======== Information given
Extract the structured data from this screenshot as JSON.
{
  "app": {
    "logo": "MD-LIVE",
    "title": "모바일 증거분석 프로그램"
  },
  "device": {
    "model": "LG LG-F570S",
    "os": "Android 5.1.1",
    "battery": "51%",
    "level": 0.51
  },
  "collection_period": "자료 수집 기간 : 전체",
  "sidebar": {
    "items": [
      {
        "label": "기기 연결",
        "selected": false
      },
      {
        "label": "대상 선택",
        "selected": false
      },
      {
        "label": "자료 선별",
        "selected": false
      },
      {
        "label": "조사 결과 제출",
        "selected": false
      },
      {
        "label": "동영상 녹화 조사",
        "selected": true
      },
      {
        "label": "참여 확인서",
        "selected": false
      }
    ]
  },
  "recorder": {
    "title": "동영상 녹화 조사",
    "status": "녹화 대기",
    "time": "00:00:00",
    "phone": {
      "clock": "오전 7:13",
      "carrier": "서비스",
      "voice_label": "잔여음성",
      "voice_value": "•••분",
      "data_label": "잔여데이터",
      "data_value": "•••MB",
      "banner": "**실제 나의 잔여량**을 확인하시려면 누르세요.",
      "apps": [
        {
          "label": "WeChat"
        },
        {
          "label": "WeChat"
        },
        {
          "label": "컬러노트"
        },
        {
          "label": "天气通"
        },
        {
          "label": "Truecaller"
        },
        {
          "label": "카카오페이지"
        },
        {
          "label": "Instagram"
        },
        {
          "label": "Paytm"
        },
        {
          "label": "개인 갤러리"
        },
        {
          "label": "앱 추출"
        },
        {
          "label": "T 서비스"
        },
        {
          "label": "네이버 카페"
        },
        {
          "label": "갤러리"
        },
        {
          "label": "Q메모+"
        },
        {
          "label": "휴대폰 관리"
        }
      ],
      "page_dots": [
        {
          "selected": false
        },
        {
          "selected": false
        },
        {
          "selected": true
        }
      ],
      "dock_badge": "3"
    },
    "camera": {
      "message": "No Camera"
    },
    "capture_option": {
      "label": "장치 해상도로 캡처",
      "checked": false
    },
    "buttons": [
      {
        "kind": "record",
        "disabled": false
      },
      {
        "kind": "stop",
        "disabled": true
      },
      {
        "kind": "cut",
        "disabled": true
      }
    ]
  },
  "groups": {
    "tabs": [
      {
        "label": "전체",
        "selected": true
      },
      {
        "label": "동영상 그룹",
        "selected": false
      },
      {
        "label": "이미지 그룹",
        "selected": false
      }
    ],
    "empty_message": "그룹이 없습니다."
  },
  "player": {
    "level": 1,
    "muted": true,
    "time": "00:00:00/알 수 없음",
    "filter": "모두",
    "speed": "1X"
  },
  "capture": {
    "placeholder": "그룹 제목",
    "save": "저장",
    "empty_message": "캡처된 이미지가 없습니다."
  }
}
================
Brief:
Your task is to retype all of the records exactly.

The completed task:
Extract the structured data from this screenshot as JSON.
{
  "app": {
    "logo": "MD-LIVE",
    "title": "모바일 증거분석 프로그램"
  },
  "device": {
    "model": "LG LG-F570S",
    "os": "Android 5.1.1",
    "battery": "51%",
    "level": 0.51
  },
  "collection_period": "자료 수집 기간 : 전체",
  "sidebar": {
    "items": [
      {
        "label": "기기 연결",
        "selected": false
      },
      {
        "label": "대상 선택",
        "selected": false
      },
      {
        "label": "자료 선별",
        "selected": false
      },
      {
        "label": "조사 결과 제출",
        "selected": false
      },
      {
        "label": "동영상 녹화 조사",
        "selected": true
      },
      {
        "label": "참여 확인서",
        "selected": false
      }
    ]
  },
  "recorder": {
    "title": "동영상 녹화 조사",
    "status": "녹화 대기",
    "time": "00:00:00",
    "phone": {
      "clock": "오전 7:13",
      "carrier": "서비스",
      "voice_label": "잔여음성",
      "voice_value": "•••분",
      "data_label": "잔여데이터",
      "data_value": "•••MB",
      "banner": "**실제 나의 잔여량**을 확인하시려면 누르세요.",
      "apps": [
        {
          "label": "WeChat"
        },
        {
          "label": "WeChat"
        },
        {
          "label": "컬러노트"
        },
        {
          "label": "天气通"
        },
        {
          "label": "Truecaller"
        },
        {
          "label": "카카오페이지"
        },
        {
          "label": "Instagram"
        },
        {
          "label": "Paytm"
        },
        {
          "label": "개인 갤러리"
        },
        {
          "label": "앱 추출"
        },
        {
          "label": "T 서비스"
        },
        {
          "label": "네이버 카페"
        },
        {
          "label": "갤러리"
        },
        {
          "label": "Q메모+"
        },
        {
          "label": "휴대폰 관리"
        }
      ],
      "page_dots": [
        {
          "selected": false
        },
        {
          "selected": false
        },
        {
          "selected": true
        }
      ],
      "dock_badge": "3"
    },
    "camera": {
      "message": "No Camera"
    },
    "capture_option": {
      "label": "장치 해상도로 캡처",
      "checked": false
    },
    "buttons": [
      {
        "kind": "record",
        "disabled": false
      },
      {
        "kind": "stop",
        "disabled": true
      },
      {
        "kind": "cut",
        "disabled": true
      }
    ]
  },
  "groups": {
    "tabs": [
      {
        "label": "전체",
        "selected": true
      },
      {
        "label": "동영상 그룹",
        "selected": false
      },
      {
        "label": "이미지 그룹",
        "selected": false
      }
    ],
    "empty_message": "그룹이 없습니다."
  },
  "player": {
    "level": 1,
    "muted": true,
    "time": "00:00:00/알 수 없음",
    "filter": "모두",
    "speed": "1X"
  },
  "capture": {
    "placeholder": "그룹 제목",
    "save": "저장",
    "empty_message": "캡처된 이미지가 없습니다."
  }
}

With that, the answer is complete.